What you need to do: Write out the full listing again, exactly as it stands.

/---

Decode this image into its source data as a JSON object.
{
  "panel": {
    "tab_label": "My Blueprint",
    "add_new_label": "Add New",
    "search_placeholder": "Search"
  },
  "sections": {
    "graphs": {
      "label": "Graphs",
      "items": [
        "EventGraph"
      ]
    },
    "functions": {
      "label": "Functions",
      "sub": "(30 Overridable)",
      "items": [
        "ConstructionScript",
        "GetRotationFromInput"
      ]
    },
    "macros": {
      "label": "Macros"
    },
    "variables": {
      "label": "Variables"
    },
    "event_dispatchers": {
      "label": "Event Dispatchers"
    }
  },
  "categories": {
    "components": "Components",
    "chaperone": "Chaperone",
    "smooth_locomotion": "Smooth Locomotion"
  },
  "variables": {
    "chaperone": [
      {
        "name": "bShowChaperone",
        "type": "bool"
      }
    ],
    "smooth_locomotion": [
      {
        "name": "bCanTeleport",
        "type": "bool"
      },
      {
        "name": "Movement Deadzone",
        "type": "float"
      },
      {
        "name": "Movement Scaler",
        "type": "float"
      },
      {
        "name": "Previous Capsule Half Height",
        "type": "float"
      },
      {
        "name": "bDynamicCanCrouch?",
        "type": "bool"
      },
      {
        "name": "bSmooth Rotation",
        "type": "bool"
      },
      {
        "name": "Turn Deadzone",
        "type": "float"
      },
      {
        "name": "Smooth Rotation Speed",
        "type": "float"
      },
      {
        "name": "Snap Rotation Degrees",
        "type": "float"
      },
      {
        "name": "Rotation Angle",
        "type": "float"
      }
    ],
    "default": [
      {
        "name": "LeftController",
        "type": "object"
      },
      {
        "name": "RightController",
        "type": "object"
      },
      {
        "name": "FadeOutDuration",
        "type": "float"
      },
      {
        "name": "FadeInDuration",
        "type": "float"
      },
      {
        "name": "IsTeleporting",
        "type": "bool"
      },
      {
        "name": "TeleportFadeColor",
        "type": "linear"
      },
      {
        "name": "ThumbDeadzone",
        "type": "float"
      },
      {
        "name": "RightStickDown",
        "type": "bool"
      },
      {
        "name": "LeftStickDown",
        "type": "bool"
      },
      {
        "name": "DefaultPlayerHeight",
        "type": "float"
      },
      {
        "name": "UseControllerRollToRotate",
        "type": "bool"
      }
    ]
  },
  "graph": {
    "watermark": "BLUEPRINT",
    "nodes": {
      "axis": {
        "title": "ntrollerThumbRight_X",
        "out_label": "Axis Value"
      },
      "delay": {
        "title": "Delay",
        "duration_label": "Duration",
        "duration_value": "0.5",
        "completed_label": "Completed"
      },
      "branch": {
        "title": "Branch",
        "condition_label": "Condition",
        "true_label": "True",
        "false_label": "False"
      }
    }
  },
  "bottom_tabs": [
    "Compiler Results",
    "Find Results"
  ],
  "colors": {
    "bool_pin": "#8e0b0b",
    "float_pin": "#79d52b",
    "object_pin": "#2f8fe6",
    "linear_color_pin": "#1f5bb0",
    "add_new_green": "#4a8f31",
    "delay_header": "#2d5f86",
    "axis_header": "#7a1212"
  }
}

\---

Output for this exercise:
Decode this image into its source data as a JSON object.
{
  "panel": {
    "tab_label": "My Blueprint",
    "add_new_label": "Add New",
    "search_placeholder": "Search"
  },
  "sections": {
    "graphs": {
      "label": "Graphs",
      "items": [
        "EventGraph"
      ]
    },
    "functions": {
      "label": "Functions",
      "sub": "(30 Overridable)",
      "items": [
        "ConstructionScript",
        "GetRotationFromInput"
      ]
    },
    "macros": {
      "label": "Macros"
    },
    "variables": {
      "label": "Variables"
    },
    "event_dispatchers": {
      "label": "Event Dispatchers"
    }
  },
  "categories": {
    "components": "Components",
    "chaperone": "Chaperone",
    "smooth_locomotion": "Smooth Locomotion"
  },
  "variables": {
    "chaperone": [
      {
        "name": "bShowChaperone",
        "type": "bool"
      }
    ],
    "smooth_locomotion": [
      {
        "name": "bCanTeleport",
        "type": "bool"
      },
      {
        "name": "Movement Deadzone",
        "type": "float"
      },
      {
        "name": "Movement Scaler",
        "type": "float"
      },
      {
        "name": "Previous Capsule Half Height",
        "type": "float"
      },
      {
        "name": "bDynamicCanCrouch?",
        "type": "bool"
      },
      {
        "name": "bSmooth Rotation",
        "type": "bool"
      },
      {
        "name": "Turn Deadzone",
        "type": "float"
      },
      {
        "name": "Smooth Rotation Speed",
        "type": "float"
      },
      {
        "name": "Snap Rotation Degrees",
        "type": "float"
      },
      {
        "name": "Rotation Angle",
        "type": "float"
      }
    ],
    "default": [
      {
        "name": "LeftController",
        "type": "object"
      },
      {
        "name": "RightController",
        "type": "object"
      },
      {
        "name": "FadeOutDuration",
        "type": "float"
      },
      {
        "name": "FadeInDuration",
        "type": "float"
      },
      {
        "name": "IsTeleporting",
        "type": "bool"
      },
      {
        "name": "TeleportFadeColor",
        "type": "linear"
      },
      {
        "name": "ThumbDeadzone",
        "type": "float"
      },
      {
        "name": "RightStickDown",
        "type": "bool"
      },
      {
        "name": "LeftStickDown",
        "type": "bool"
      },
      {
        "name": "DefaultPlayerHeight",
        "type": "float"
      },
      {
        "name": "UseControllerRollToRotate",
        "type": "bool"
      }
    ]
  },
  "graph": {
    "watermark": "BLUEPRINT",
    "nodes": {
      "axis": {
        "title": "ntrollerThumbRight_X",
        "out_label": "Axis Value"
      },
      "delay": {
        "title": "Delay",
        "duration_label": "Duration",
        "duration_value": "0.5",
        "completed_label": "Completed"
      },
      "branch": {
        "title": "Branch",
        "condition_label": "Condition",
        "true_label": "True",
        "false_label": "False"
      }
    }
  },
  "bottom_tabs": [
    "Compiler Results",
    "Find Results"
  ],
  "colors": {
    "bool_pin": "#8e0b0b",
    "float_pin": "#79d52b",
    "object_pin": "#2f8fe6",
    "linear_color_pin": "#1f5bb0",
    "add_new_green": "#4a8f31",
    "delay_header": "#2d5f86",
    "axis_header": "#7a1212"
  }
}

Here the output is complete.